(EXERCISE TASK) Reproduce all of the material word for word.

───

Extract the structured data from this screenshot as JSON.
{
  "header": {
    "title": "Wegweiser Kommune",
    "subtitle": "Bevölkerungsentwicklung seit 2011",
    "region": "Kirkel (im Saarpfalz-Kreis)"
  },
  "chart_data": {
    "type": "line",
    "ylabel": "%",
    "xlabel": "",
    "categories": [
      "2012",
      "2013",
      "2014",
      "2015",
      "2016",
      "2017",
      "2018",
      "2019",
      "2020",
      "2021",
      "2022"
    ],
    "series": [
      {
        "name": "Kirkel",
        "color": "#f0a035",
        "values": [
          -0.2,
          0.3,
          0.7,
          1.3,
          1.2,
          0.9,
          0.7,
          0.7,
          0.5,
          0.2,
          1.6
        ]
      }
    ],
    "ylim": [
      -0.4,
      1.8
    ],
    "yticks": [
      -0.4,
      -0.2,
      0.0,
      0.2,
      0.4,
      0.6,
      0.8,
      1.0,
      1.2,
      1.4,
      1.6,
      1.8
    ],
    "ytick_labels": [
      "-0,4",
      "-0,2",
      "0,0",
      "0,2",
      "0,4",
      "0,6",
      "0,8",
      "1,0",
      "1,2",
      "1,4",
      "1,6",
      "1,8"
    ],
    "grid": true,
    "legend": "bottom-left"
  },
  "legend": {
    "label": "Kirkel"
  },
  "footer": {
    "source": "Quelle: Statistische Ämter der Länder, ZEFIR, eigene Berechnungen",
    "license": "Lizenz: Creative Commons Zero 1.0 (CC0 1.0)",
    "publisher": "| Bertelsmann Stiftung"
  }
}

───

(FINAL ANSWER)
Extract the structured data from this screenshot as JSON.
{
  "header": {
    "title": "Wegweiser Kommune",
    "subtitle": "Bevölkerungsentwicklung seit 2011",
    "region": "Kirkel (im Saarpfalz-Kreis)"
  },
  "chart_data": {
    "type": "line",
    "ylabel": "%",
    "xlabel": "",
    "categories": [
      "2012",
      "2013",
      "2014",
      "2015",
      "2016",
      "2017",
      "2018",
      "2019",
      "2020",
      "2021",
      "2022"
    ],
    "series": [
      {
        "name": "Kirkel",
        "color": "#f0a035",
        "values": [
          -0.2,
          0.3,
          0.7,
          1.3,
          1.2,
          0.9,
          0.7,
          0.7,
          0.5,
          0.2,
          1.6
        ]
      }
    ],
    "ylim": [
      -0.4,
      1.8
    ],
    "yticks": [
      -0.4,
      -0.2,
      0.0,
      0.2,
      0.4,
      0.6,
      0.8,
      1.0,
      1.2,
      1.4,
      1.6,
      1.8
    ],
    "ytick_labels": [
      "-0,4",
      "-0,2",
      "0,0",
      "0,2",
      "0,4",
      "0,6",
      "0,8",
      "1,0",
      "1,2",
      "1,4",
      "1,6",
      "1,8"
    ],
    "grid": true,
    "legend": "bottom-left"
  },
  "legend": {
    "label": "Kirkel"
  },
  "footer": {
    "source": "Quelle: Statistische Ämter der Länder, ZEFIR, eigene Berechnungen",
    "license": "Lizenz: Creative Commons Zero 1.0 (CC0 1.0)",
    "publisher": "| Bertelsmann Stiftung"
  }
}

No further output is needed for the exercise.